[Given exercise] Provide nothing but the number of lines containing the string "this".

[Excerpted data]
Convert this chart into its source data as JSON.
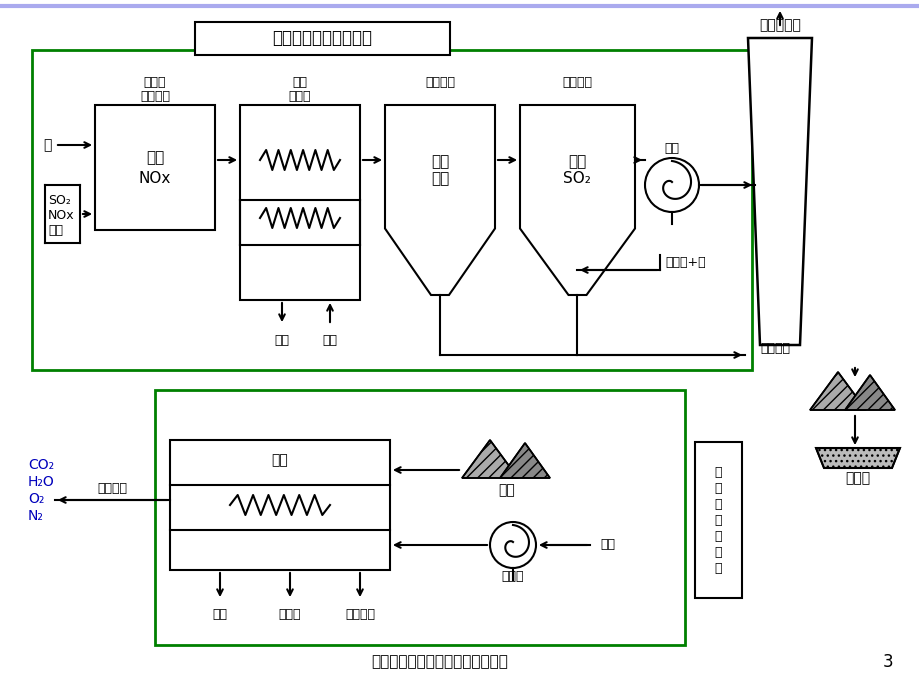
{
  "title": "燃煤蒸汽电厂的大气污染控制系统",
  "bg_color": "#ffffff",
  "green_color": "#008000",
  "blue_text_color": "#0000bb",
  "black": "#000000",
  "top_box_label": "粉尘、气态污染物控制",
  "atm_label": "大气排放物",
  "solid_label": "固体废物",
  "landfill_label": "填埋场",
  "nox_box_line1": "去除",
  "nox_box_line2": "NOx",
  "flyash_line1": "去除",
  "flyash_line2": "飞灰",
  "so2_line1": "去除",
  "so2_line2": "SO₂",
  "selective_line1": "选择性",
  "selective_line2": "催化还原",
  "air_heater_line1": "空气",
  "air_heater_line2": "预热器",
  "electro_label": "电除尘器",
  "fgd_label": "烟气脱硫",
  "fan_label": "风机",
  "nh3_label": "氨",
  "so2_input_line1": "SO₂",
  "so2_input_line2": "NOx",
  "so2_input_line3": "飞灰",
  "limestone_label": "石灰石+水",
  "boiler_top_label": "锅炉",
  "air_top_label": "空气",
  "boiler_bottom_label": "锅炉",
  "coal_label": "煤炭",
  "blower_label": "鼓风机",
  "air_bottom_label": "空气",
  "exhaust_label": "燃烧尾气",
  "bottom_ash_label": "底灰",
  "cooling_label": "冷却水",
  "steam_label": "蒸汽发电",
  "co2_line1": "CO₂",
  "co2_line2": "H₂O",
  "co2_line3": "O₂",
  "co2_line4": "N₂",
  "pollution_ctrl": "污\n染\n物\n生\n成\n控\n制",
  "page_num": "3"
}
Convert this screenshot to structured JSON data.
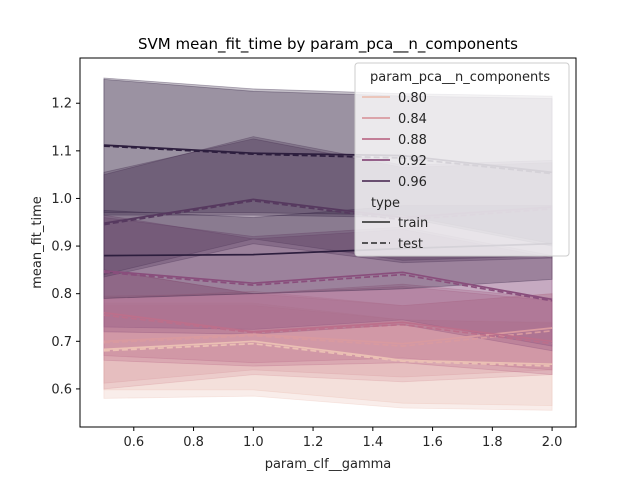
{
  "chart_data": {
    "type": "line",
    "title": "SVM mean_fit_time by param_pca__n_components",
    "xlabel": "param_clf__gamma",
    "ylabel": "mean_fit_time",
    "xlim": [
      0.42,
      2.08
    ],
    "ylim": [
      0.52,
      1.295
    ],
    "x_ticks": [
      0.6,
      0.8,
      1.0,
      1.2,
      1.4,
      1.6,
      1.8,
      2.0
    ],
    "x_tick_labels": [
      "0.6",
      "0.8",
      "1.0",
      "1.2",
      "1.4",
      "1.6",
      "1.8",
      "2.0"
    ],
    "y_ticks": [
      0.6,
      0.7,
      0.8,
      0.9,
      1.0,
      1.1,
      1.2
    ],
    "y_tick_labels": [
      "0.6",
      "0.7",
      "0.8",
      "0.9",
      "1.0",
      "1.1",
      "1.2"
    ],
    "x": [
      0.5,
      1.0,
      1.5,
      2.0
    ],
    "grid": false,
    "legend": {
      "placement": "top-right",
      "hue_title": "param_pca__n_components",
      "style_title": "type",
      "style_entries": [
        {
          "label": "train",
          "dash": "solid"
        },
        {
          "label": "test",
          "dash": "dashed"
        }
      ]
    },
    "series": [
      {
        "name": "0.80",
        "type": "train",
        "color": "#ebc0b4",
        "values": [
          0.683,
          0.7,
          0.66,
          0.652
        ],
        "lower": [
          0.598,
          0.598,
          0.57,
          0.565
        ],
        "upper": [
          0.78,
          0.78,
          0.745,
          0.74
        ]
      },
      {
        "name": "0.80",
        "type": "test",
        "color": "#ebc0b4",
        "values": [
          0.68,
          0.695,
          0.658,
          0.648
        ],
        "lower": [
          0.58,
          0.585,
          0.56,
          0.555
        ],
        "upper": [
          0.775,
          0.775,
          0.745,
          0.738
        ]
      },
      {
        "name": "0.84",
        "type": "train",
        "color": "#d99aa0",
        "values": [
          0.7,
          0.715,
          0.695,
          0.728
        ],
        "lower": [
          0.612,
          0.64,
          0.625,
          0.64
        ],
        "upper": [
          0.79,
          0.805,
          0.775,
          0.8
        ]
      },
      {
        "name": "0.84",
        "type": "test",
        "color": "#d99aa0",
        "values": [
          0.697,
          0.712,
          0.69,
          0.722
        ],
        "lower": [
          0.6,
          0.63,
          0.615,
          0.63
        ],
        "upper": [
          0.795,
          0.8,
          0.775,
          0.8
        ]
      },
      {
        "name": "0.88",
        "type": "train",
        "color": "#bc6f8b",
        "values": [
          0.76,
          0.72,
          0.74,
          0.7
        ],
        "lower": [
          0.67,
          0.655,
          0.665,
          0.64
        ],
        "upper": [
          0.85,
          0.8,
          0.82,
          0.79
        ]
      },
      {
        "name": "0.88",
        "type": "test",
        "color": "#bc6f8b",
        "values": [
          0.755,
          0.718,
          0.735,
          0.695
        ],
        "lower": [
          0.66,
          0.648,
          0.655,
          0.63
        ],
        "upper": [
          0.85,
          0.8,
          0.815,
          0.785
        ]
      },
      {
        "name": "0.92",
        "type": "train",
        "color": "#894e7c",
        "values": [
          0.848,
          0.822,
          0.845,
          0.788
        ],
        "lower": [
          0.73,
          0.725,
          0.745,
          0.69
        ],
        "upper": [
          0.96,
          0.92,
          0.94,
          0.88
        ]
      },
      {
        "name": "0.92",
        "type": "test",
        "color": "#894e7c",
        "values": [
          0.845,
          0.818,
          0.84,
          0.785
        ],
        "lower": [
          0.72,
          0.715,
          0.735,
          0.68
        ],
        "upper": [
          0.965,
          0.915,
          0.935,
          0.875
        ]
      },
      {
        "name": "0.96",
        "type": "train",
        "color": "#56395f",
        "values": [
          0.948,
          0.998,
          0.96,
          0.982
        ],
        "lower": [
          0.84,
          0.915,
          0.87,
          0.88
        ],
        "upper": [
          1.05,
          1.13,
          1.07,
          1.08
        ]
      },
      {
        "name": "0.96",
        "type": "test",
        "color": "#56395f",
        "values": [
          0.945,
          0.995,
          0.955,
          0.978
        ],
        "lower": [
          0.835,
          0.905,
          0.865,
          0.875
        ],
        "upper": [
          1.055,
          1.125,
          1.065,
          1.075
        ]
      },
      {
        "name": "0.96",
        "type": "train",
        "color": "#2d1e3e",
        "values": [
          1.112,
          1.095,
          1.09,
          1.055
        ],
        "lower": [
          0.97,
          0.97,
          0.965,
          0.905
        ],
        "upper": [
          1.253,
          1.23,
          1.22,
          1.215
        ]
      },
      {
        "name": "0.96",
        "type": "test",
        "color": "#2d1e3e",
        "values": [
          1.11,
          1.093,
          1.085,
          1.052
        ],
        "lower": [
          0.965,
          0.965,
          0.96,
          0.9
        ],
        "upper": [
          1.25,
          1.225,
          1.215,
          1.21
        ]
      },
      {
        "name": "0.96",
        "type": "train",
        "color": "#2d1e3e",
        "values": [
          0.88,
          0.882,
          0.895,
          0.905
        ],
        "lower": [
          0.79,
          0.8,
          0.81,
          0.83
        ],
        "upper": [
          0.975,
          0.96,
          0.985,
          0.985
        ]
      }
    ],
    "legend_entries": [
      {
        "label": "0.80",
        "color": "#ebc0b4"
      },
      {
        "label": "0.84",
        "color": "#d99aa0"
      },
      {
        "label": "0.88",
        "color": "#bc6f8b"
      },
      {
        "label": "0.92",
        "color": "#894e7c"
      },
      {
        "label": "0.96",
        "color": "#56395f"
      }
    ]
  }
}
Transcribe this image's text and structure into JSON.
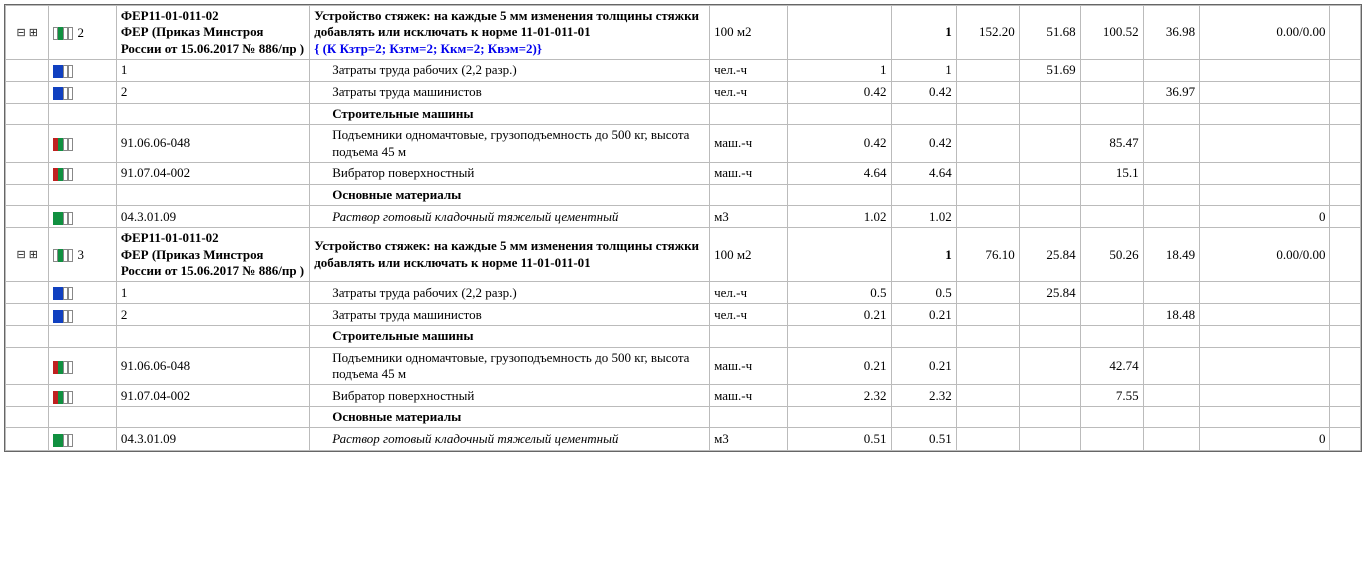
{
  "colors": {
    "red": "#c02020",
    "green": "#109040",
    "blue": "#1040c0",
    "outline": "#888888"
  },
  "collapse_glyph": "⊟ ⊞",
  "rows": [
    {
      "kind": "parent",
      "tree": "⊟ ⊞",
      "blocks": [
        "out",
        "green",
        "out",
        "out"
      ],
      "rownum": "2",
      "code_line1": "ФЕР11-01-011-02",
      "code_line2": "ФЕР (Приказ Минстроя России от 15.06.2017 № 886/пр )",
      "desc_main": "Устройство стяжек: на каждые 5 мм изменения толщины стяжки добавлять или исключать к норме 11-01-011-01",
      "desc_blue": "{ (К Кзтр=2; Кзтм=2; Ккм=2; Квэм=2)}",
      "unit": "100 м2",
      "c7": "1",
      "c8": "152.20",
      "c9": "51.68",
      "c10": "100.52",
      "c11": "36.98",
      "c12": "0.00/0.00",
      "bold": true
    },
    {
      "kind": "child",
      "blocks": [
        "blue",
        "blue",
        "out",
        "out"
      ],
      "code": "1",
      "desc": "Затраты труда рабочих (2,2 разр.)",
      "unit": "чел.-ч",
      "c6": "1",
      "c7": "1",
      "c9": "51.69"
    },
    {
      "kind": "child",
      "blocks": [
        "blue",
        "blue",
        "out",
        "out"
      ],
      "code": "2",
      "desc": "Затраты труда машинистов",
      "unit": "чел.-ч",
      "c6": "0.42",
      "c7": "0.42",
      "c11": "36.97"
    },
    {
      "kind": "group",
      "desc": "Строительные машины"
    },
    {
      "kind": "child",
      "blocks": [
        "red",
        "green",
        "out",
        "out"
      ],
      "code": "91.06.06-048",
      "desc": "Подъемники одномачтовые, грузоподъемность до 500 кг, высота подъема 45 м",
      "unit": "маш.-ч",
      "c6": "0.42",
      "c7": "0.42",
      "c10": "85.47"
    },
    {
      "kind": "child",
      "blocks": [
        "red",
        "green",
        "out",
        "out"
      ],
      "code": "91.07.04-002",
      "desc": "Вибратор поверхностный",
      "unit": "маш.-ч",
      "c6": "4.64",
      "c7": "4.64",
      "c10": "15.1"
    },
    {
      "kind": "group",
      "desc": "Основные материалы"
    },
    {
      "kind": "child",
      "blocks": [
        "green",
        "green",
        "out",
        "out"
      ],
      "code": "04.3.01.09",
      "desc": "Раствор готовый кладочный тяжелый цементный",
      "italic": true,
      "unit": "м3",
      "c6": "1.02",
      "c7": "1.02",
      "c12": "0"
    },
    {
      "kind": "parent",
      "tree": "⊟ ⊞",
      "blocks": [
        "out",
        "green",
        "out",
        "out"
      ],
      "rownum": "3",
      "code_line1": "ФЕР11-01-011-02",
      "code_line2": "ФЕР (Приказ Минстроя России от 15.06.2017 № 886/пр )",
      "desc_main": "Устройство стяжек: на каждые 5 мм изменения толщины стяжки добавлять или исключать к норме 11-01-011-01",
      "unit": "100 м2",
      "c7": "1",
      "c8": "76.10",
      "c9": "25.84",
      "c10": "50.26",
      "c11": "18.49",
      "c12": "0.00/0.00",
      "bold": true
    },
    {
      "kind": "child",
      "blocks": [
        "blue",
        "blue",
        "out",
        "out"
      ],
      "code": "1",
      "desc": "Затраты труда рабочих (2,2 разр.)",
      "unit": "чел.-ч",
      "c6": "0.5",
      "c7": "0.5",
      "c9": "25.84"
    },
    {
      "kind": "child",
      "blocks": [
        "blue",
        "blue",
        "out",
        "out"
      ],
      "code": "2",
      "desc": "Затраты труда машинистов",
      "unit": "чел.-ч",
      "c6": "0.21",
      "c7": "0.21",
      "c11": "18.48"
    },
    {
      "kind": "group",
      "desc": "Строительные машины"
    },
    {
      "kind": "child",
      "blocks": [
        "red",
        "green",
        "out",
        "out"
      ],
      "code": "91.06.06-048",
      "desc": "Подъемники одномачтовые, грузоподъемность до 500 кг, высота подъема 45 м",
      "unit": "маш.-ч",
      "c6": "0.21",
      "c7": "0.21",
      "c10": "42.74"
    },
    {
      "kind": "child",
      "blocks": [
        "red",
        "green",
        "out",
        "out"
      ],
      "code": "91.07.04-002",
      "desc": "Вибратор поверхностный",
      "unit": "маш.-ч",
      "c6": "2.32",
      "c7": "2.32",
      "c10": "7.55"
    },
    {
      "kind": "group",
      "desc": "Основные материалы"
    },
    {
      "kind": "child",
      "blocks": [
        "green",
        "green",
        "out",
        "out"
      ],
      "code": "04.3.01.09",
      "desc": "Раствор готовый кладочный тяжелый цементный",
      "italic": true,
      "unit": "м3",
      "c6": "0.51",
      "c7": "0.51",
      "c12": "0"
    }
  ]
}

[Correct answer] 3